• _YOUR INSTRUCTIONS_
In the listing below, locate the lines that hold "zoftały" and copy them.

(Saved entries)
▼
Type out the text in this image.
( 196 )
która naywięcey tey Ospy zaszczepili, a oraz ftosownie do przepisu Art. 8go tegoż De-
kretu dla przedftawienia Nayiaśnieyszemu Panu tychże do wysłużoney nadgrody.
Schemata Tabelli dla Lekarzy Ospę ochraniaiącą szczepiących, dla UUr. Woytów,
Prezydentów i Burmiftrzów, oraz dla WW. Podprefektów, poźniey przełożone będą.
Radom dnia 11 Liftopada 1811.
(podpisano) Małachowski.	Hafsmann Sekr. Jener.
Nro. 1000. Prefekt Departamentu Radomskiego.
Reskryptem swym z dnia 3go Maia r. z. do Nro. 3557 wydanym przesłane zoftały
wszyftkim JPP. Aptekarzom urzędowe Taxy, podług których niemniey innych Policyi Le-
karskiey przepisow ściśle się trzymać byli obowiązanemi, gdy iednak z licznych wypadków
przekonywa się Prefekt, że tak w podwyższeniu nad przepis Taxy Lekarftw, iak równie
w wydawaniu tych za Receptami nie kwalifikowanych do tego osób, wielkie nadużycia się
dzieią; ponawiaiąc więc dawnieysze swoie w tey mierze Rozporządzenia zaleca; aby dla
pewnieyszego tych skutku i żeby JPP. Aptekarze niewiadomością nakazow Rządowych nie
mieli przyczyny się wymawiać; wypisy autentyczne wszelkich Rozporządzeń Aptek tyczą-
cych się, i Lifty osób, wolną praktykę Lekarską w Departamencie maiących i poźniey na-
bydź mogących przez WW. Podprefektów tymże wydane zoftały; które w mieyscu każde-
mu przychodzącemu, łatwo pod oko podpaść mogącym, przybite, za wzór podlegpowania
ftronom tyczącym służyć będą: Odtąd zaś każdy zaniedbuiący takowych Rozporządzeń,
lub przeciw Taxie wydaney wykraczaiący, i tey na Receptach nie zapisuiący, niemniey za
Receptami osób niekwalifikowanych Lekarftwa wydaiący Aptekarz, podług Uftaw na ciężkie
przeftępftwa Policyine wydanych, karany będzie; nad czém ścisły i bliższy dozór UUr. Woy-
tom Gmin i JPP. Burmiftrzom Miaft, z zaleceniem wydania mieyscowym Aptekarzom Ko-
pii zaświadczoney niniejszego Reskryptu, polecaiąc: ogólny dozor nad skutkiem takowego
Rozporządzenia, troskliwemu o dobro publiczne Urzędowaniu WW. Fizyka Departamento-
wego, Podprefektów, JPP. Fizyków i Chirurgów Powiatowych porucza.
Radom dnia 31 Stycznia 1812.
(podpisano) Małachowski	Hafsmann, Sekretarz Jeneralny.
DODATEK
▲
• _SOLUTION BELOW_
Reskryptem swym z dnia 3go Maia r. z. do Nro. 3557 wydanym przesłane zoftały
bydź mogących przez WW. Podprefektów tymże wydane zoftały; które w mieyscu każde-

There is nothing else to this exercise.